What is needed: Reply with only the number of lines that contain the string "figure".

** Begin Rows **

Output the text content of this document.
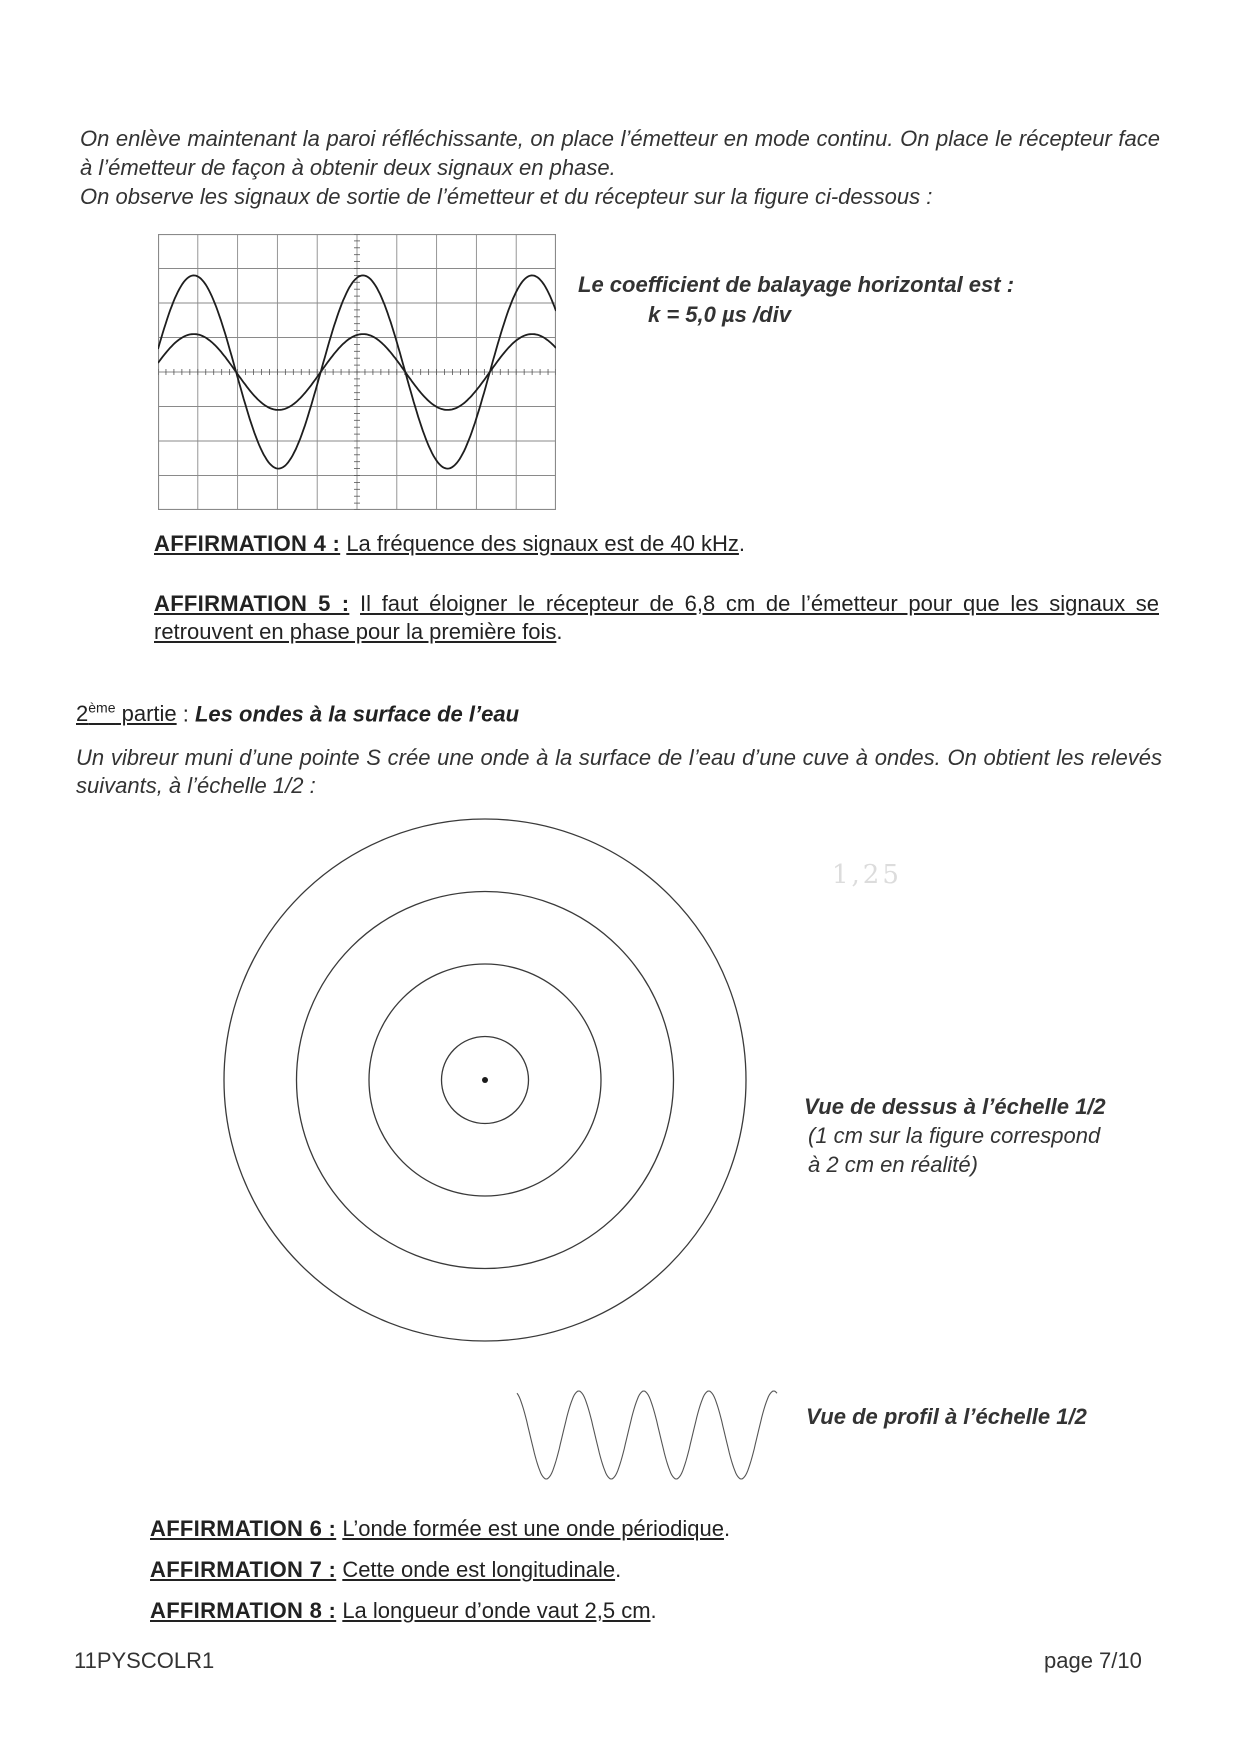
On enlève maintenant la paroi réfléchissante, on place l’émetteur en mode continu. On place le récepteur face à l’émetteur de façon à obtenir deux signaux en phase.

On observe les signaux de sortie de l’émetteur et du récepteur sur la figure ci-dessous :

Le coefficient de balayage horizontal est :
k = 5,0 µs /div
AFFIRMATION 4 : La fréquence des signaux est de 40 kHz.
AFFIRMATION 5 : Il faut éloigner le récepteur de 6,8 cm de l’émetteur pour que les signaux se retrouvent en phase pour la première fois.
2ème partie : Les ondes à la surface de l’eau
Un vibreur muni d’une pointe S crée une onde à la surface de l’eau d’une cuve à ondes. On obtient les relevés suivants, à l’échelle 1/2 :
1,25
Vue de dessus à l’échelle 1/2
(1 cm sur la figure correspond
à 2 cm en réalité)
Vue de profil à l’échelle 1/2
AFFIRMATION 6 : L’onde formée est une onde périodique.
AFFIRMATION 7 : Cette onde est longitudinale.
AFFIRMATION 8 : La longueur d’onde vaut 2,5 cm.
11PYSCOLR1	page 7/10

** End Rows **
** Begin Rows **

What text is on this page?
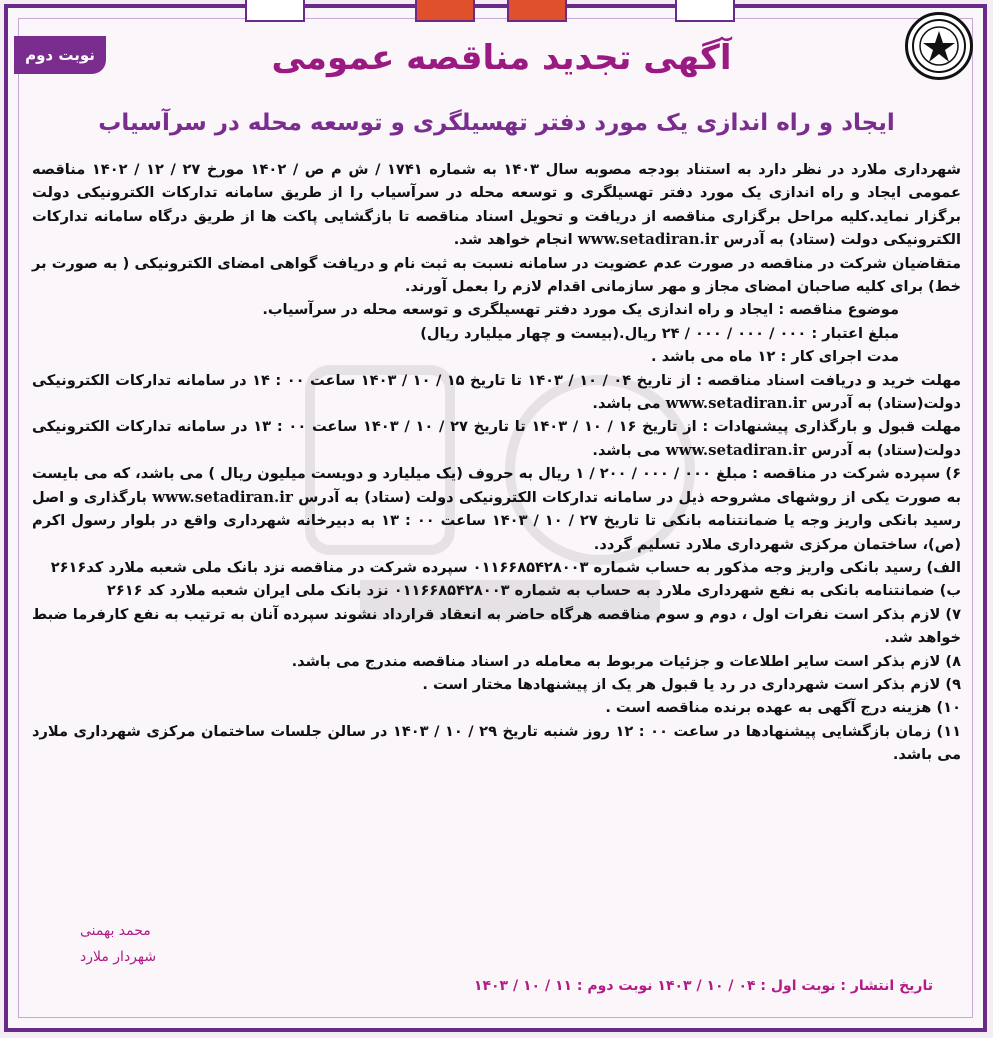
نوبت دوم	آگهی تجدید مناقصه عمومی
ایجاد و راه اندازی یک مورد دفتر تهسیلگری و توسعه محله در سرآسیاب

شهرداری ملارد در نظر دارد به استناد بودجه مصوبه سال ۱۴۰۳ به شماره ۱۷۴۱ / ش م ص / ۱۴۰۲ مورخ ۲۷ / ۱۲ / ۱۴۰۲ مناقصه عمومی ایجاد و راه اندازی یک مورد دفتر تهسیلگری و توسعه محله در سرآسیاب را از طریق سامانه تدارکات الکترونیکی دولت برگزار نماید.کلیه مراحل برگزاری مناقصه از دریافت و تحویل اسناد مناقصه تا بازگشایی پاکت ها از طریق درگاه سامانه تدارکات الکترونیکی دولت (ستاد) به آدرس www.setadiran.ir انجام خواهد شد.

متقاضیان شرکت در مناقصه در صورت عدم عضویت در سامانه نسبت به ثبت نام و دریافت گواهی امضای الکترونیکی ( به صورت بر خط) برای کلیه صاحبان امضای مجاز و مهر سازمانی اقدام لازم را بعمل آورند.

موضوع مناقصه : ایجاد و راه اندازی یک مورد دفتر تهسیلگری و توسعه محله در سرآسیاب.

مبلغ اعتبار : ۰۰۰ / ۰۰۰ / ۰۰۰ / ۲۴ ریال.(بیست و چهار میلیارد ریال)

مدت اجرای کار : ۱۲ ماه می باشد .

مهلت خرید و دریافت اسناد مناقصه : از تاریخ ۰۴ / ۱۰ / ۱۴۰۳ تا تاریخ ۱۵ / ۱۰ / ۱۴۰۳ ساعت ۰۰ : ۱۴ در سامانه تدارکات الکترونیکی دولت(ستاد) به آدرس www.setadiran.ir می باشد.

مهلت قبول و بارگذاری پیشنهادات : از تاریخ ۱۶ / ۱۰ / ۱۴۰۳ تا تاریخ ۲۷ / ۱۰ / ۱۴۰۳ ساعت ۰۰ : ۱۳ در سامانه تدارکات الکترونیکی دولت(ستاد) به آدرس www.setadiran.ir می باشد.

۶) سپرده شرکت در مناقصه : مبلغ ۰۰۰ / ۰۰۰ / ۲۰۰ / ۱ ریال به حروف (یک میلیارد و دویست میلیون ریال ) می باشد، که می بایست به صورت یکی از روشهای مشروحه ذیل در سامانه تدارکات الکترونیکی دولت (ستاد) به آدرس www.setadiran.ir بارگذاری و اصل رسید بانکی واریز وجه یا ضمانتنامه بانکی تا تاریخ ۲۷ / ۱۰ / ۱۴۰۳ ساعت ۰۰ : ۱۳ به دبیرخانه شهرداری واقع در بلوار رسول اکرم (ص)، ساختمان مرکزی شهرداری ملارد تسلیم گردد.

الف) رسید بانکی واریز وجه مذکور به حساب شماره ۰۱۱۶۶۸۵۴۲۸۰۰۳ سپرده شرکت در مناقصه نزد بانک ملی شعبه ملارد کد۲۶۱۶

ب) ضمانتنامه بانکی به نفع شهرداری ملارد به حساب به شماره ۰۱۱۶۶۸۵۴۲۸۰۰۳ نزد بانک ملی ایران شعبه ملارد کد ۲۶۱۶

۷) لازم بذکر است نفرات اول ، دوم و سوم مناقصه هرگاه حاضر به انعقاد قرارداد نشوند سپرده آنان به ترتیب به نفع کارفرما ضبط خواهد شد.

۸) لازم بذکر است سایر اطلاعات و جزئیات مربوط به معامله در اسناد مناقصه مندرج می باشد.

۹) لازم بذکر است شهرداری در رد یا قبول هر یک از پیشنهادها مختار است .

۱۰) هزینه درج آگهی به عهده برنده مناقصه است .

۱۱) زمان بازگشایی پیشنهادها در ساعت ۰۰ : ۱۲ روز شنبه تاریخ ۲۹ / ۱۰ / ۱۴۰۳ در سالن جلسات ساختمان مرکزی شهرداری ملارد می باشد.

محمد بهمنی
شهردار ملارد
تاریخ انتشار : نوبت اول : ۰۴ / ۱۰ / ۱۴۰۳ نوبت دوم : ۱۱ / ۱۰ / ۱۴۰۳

** End Rows **

Solution to this task: 2